• _EXERCISE BRIEF_
Each line that holds the string "this" counts once; say how many such lines there are and add nothing.

Dataset entries
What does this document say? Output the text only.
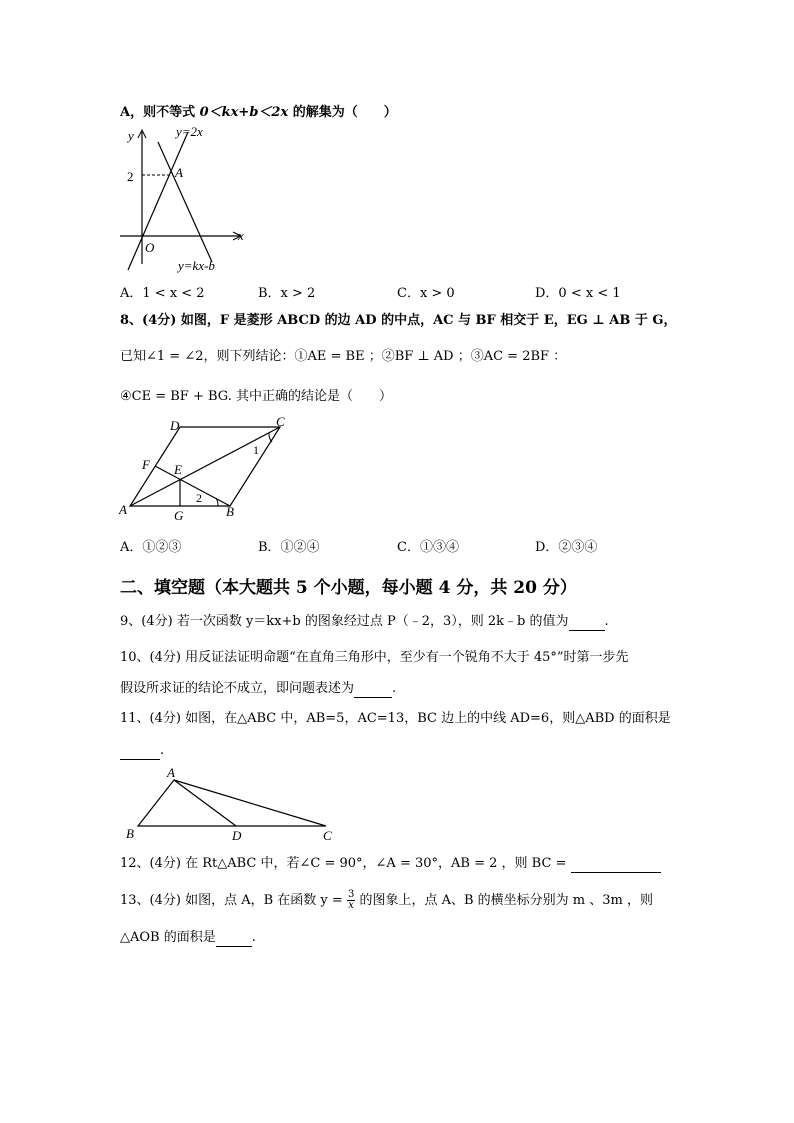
A，则不等式 0＜kx+b＜2x 的解集为（　　）
y
x
O
2	A
y=2x
y=kx-b
A．1 < x < 2	B．x > 2	C．x > 0	D．0 < x < 1
8、(4分) 如图，F 是菱形 ABCD 的边 AD 的中点，AC 与 BF 相交于 E，EG ⊥ AB 于 G，
已知∠1 = ∠2，则下列结论：①AE = BE ；②BF ⊥ AD ；③AC = 2BF ：
④CE = BF + BG. 其中正确的结论是（　　）
D	C
F E
A	G	B
1
2
A．①②③	B．①②④	C．①③④	D．②③④
二、填空题（本大题共 5 个小题，每小题 4 分，共 20 分）
9、(4分) 若一次函数 y＝kx+b 的图象经过点 P（﹣2，3），则 2k﹣b 的值为	.
10、(4分) 用反证法证明命题“在直角三角形中，至少有一个锐角不大于 45°”时第一步先
假设所求证的结论不成立，即问题表述为	.
11、(4分) 如图，在△ABC 中，AB=5，AC=13，BC 边上的中线 AD=6，则△ABD 的面积是
.
A
B	D	C
12、(4分) 在 Rt△ABC 中，若∠C = 90°，∠A = 30°，AB = 2 ，则 BC =
13、(4分) 如图，点 A，B 在函数 $y = \frac{3}{x}$ 的图象上，点 A、B 的横坐标分别为 m 、3m ，则
△AOB 的面积是	.
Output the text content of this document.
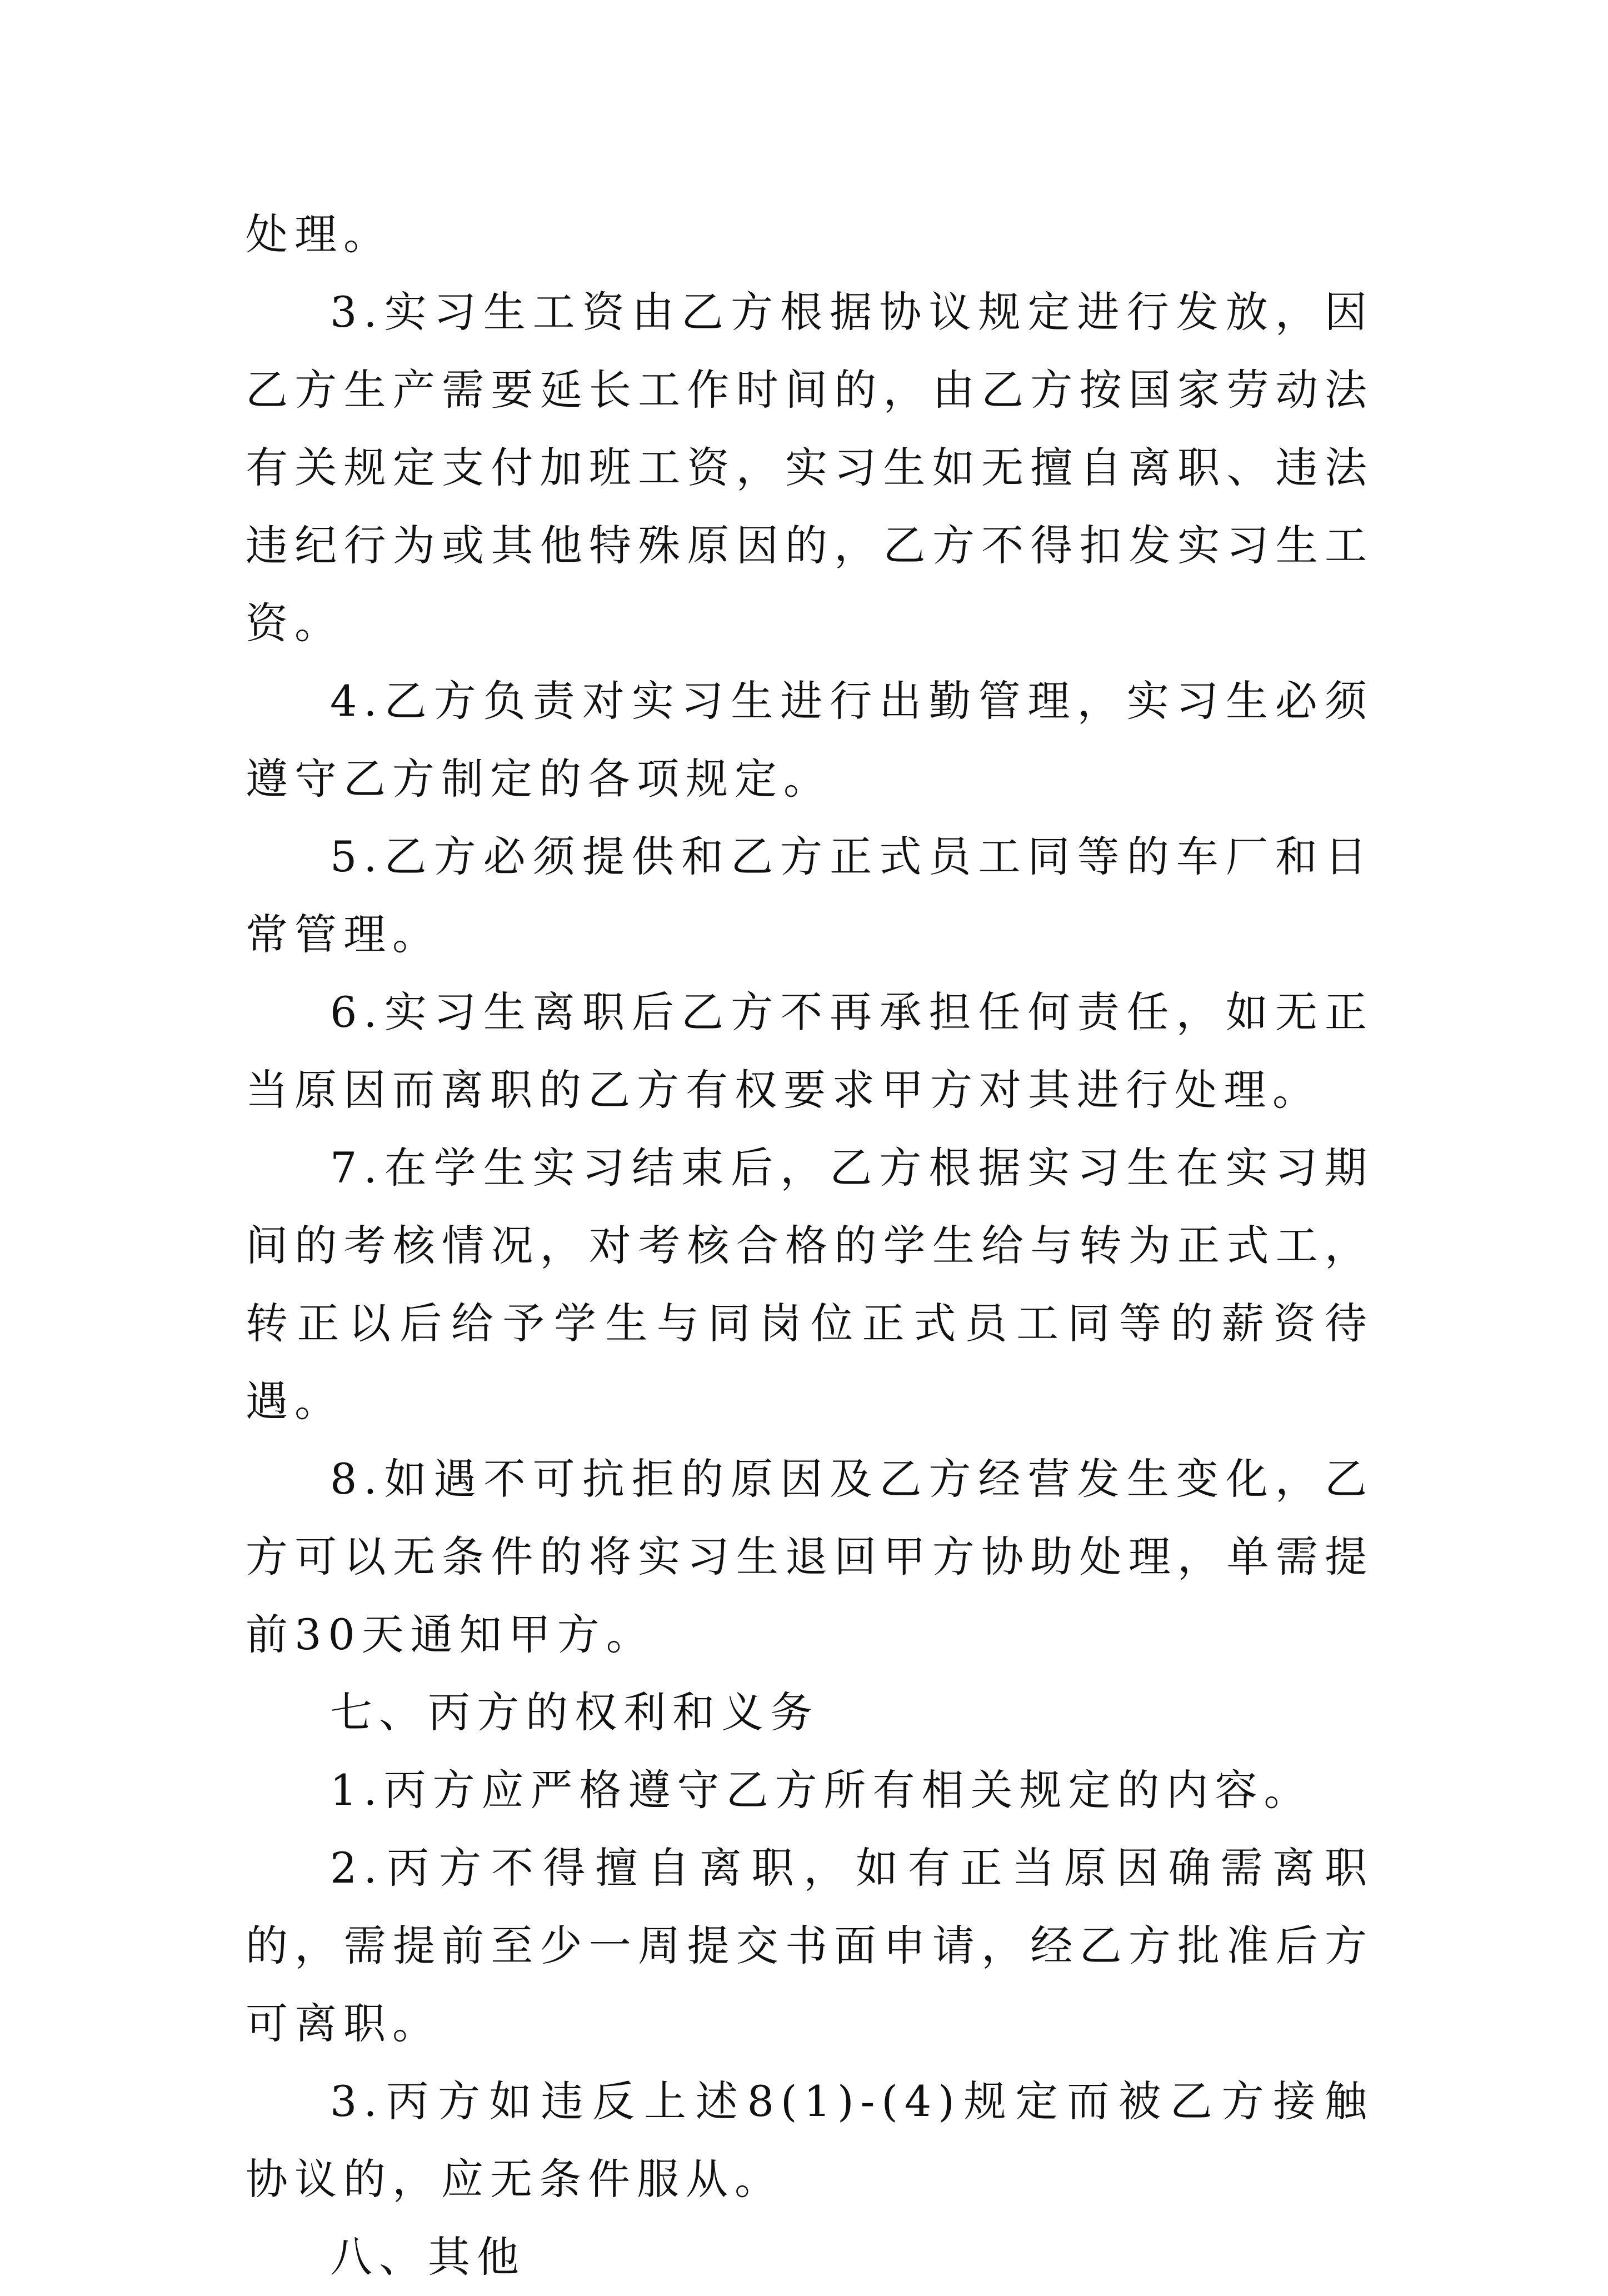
处理。

3.实习生工资由乙方根据协议规定进行发放，因乙方生产需要延长工作时间的，由乙方按国家劳动法有关规定支付加班工资，实习生如无擅自离职、违法违纪行为或其他特殊原因的，乙方不得扣发实习生工资。

4.乙方负责对实习生进行出勤管理，实习生必须遵守乙方制定的各项规定。

5.乙方必须提供和乙方正式员工同等的车厂和日常管理。

6.实习生离职后乙方不再承担任何责任，如无正当原因而离职的乙方有权要求甲方对其进行处理。

7.在学生实习结束后，乙方根据实习生在实习期间的考核情况，对考核合格的学生给与转为正式工，转正以后给予学生与同岗位正式员工同等的薪资待遇。

8.如遇不可抗拒的原因及乙方经营发生变化，乙方可以无条件的将实习生退回甲方协助处理，单需提前30天通知甲方。

七、丙方的权利和义务

1.丙方应严格遵守乙方所有相关规定的内容。

2.丙方不得擅自离职，如有正当原因确需离职的，需提前至少一周提交书面申请，经乙方批准后方可离职。

3.丙方如违反上述8(1)-(4)规定而被乙方接触协议的，应无条件服从。

八、其他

• _ANSWER TO THE PROBLEM_
2